- Task brief
Restate, word for word, every line of the data.

- Source material
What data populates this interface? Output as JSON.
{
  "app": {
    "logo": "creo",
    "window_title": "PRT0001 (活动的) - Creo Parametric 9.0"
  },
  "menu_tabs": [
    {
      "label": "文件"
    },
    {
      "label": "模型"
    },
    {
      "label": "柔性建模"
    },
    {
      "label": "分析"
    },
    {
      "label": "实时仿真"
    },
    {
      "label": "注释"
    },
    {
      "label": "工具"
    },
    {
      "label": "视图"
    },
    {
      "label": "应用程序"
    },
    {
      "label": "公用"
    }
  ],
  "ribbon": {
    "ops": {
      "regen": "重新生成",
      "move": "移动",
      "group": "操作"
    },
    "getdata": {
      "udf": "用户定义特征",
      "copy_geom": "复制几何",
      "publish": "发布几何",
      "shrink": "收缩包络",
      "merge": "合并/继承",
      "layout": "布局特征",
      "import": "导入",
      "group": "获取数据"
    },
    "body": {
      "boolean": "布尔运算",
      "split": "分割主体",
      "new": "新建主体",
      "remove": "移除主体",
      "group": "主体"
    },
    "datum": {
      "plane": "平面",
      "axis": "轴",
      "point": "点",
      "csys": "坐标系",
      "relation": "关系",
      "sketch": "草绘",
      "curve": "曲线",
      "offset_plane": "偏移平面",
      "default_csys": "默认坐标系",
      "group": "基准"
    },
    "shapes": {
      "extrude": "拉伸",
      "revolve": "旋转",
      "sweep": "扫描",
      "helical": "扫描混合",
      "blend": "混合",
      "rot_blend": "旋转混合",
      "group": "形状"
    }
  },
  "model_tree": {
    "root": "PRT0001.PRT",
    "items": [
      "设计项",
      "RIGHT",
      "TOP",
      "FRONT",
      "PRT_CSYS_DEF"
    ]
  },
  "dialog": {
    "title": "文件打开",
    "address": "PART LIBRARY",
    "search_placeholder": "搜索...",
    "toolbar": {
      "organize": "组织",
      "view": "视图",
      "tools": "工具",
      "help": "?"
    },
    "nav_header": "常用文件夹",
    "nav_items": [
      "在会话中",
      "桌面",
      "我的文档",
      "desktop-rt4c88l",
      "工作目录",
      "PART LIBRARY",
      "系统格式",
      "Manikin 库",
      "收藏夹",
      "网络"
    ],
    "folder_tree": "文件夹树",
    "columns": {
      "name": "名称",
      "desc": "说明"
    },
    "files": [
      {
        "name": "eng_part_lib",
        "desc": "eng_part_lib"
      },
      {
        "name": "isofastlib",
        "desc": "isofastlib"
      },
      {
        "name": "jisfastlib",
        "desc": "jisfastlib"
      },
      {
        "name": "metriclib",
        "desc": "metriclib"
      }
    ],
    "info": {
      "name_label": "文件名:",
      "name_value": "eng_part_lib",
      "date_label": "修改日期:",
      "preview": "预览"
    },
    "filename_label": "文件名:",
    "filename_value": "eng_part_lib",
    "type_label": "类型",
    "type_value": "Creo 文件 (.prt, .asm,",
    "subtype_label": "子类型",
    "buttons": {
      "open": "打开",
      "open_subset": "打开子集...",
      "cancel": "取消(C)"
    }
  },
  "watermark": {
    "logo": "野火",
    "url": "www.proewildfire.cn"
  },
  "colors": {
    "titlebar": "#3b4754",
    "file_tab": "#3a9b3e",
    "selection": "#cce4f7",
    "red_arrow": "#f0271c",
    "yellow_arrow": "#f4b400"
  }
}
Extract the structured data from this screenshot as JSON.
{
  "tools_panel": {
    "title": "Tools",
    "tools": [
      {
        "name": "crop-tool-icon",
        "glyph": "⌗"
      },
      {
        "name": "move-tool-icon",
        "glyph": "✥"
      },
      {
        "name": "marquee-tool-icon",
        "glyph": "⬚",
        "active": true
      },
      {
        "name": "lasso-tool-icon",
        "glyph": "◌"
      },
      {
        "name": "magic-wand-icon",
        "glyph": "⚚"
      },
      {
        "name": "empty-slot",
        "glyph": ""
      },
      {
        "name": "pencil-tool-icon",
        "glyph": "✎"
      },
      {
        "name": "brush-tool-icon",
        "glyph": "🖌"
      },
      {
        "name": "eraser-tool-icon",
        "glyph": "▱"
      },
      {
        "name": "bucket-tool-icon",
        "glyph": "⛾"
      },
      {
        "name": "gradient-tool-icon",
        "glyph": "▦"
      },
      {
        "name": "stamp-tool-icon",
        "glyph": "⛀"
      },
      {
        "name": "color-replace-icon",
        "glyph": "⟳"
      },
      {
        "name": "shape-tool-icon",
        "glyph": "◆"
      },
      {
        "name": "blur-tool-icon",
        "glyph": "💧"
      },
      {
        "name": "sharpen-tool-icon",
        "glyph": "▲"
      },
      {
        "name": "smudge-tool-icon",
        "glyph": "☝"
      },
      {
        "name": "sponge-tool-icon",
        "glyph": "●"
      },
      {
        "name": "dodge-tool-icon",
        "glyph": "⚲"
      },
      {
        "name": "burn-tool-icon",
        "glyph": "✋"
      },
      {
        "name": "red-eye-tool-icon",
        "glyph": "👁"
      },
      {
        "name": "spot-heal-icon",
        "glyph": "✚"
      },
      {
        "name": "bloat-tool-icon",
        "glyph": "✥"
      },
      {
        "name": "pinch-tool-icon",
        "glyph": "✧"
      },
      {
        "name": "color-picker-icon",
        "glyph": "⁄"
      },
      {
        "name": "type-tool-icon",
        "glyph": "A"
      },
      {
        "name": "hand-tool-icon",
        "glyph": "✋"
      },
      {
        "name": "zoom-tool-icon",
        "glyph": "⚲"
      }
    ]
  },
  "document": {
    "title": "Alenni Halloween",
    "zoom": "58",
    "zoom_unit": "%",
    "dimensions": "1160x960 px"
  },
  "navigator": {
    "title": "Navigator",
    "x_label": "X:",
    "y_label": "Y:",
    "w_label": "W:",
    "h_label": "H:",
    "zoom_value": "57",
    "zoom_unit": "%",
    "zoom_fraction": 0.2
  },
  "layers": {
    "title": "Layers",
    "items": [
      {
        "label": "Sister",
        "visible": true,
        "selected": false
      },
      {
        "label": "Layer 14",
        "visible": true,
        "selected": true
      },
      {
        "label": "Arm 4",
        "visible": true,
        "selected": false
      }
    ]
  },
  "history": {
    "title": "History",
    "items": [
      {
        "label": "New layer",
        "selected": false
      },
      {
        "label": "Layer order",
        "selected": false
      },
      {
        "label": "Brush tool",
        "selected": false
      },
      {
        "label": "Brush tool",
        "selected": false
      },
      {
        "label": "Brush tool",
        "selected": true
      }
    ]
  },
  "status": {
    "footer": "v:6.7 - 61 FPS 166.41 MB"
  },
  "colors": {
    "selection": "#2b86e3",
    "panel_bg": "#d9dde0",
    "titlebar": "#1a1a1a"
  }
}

- Complete response
What data populates this interface? Output as JSON.
{
  "app": {
    "logo": "creo",
    "window_title": "PRT0001 (活动的) - Creo Parametric 9.0"
  },
  "menu_tabs": [
    {
      "label": "文件"
    },
    {
      "label": "模型"
    },
    {
      "label": "柔性建模"
    },
    {
      "label": "分析"
    },
    {
      "label": "实时仿真"
    },
    {
      "label": "注释"
    },
    {
      "label": "工具"
    },
    {
      "label": "视图"
    },
    {
      "label": "应用程序"
    },
    {
      "label": "公用"
    }
  ],
  "ribbon": {
    "ops": {
      "regen": "重新生成",
      "move": "移动",
      "group": "操作"
    },
    "getdata": {
      "udf": "用户定义特征",
      "copy_geom": "复制几何",
      "publish": "发布几何",
      "shrink": "收缩包络",
      "merge": "合并/继承",
      "layout": "布局特征",
      "import": "导入",
      "group": "获取数据"
    },
    "body": {
      "boolean": "布尔运算",
      "split": "分割主体",
      "new": "新建主体",
      "remove": "移除主体",
      "group": "主体"
    },
    "datum": {
      "plane": "平面",
      "axis": "轴",
      "point": "点",
      "csys": "坐标系",
      "relation": "关系",
      "sketch": "草绘",
      "curve": "曲线",
      "offset_plane": "偏移平面",
      "default_csys": "默认坐标系",
      "group": "基准"
    },
    "shapes": {
      "extrude": "拉伸",
      "revolve": "旋转",
      "sweep": "扫描",
      "helical": "扫描混合",
      "blend": "混合",
      "rot_blend": "旋转混合",
      "group": "形状"
    }
  },
  "model_tree": {
    "root": "PRT0001.PRT",
    "items": [
      "设计项",
      "RIGHT",
      "TOP",
      "FRONT",
      "PRT_CSYS_DEF"
    ]
  },
  "dialog": {
    "title": "文件打开",
    "address": "PART LIBRARY",
    "search_placeholder": "搜索...",
    "toolbar": {
      "organize": "组织",
      "view": "视图",
      "tools": "工具",
      "help": "?"
    },
    "nav_header": "常用文件夹",
    "nav_items": [
      "在会话中",
      "桌面",
      "我的文档",
      "desktop-rt4c88l",
      "工作目录",
      "PART LIBRARY",
      "系统格式",
      "Manikin 库",
      "收藏夹",
      "网络"
    ],
    "folder_tree": "文件夹树",
    "columns": {
      "name": "名称",
      "desc": "说明"
    },
    "files": [
      {
        "name": "eng_part_lib",
        "desc": "eng_part_lib"
      },
      {
        "name": "isofastlib",
        "desc": "isofastlib"
      },
      {
        "name": "jisfastlib",
        "desc": "jisfastlib"
      },
      {
        "name": "metriclib",
        "desc": "metriclib"
      }
    ],
    "info": {
      "name_label": "文件名:",
      "name_value": "eng_part_lib",
      "date_label": "修改日期:",
      "preview": "预览"
    },
    "filename_label": "文件名:",
    "filename_value": "eng_part_lib",
    "type_label": "类型",
    "type_value": "Creo 文件 (.prt, .asm,",
    "subtype_label": "子类型",
    "buttons": {
      "open": "打开",
      "open_subset": "打开子集...",
      "cancel": "取消(C)"
    }
  },
  "watermark": {
    "logo": "野火",
    "url": "www.proewildfire.cn"
  },
  "colors": {
    "titlebar": "#3b4754",
    "file_tab": "#3a9b3e",
    "selection": "#cce4f7",
    "red_arrow": "#f0271c",
    "yellow_arrow": "#f4b400"
  }
}
Extract the structured data from this screenshot as JSON.
{
  "tools_panel": {
    "title": "Tools",
    "tools": [
      {
        "name": "crop-tool-icon",
        "glyph": "⌗"
      },
      {
        "name": "move-tool-icon",
        "glyph": "✥"
      },
      {
        "name": "marquee-tool-icon",
        "glyph": "⬚",
        "active": true
      },
      {
        "name": "lasso-tool-icon",
        "glyph": "◌"
      },
      {
        "name": "magic-wand-icon",
        "glyph": "⚚"
      },
      {
        "name": "empty-slot",
        "glyph": ""
      },
      {
        "name": "pencil-tool-icon",
        "glyph": "✎"
      },
      {
        "name": "brush-tool-icon",
        "glyph": "🖌"
      },
      {
        "name": "eraser-tool-icon",
        "glyph": "▱"
      },
      {
        "name": "bucket-tool-icon",
        "glyph": "⛾"
      },
      {
        "name": "gradient-tool-icon",
        "glyph": "▦"
      },
      {
        "name": "stamp-tool-icon",
        "glyph": "⛀"
      },
      {
        "name": "color-replace-icon",
        "glyph": "⟳"
      },
      {
        "name": "shape-tool-icon",
        "glyph": "◆"
      },
      {
        "name": "blur-tool-icon",
        "glyph": "💧"
      },
      {
        "name": "sharpen-tool-icon",
        "glyph": "▲"
      },
      {
        "name": "smudge-tool-icon",
        "glyph": "☝"
      },
      {
        "name": "sponge-tool-icon",
        "glyph": "●"
      },
      {
        "name": "dodge-tool-icon",
        "glyph": "⚲"
      },
      {
        "name": "burn-tool-icon",
        "glyph": "✋"
      },
      {
        "name": "red-eye-tool-icon",
        "glyph": "👁"
      },
      {
        "name": "spot-heal-icon",
        "glyph": "✚"
      },
      {
        "name": "bloat-tool-icon",
        "glyph": "✥"
      },
      {
        "name": "pinch-tool-icon",
        "glyph": "✧"
      },
      {
        "name": "color-picker-icon",
        "glyph": "⁄"
      },
      {
        "name": "type-tool-icon",
        "glyph": "A"
      },
      {
        "name": "hand-tool-icon",
        "glyph": "✋"
      },
      {
        "name": "zoom-tool-icon",
        "glyph": "⚲"
      }
    ]
  },
  "document": {
    "title": "Alenni Halloween",
    "zoom": "58",
    "zoom_unit": "%",
    "dimensions": "1160x960 px"
  },
  "navigator": {
    "title": "Navigator",
    "x_label": "X:",
    "y_label": "Y:",
    "w_label": "W:",
    "h_label": "H:",
    "zoom_value": "57",
    "zoom_unit": "%",
    "zoom_fraction": 0.2
  },
  "layers": {
    "title": "Layers",
    "items": [
      {
        "label": "Sister",
        "visible": true,
        "selected": false
      },
      {
        "label": "Layer 14",
        "visible": true,
        "selected": true
      },
      {
        "label": "Arm 4",
        "visible": true,
        "selected": false
      }
    ]
  },
  "history": {
    "title": "History",
    "items": [
      {
        "label": "New layer",
        "selected": false
      },
      {
        "label": "Layer order",
        "selected": false
      },
      {
        "label": "Brush tool",
        "selected": false
      },
      {
        "label": "Brush tool",
        "selected": false
      },
      {
        "label": "Brush tool",
        "selected": true
      }
    ]
  },
  "status": {
    "footer": "v:6.7 - 61 FPS 166.41 MB"
  },
  "colors": {
    "selection": "#2b86e3",
    "panel_bg": "#d9dde0",
    "titlebar": "#1a1a1a"
  }
}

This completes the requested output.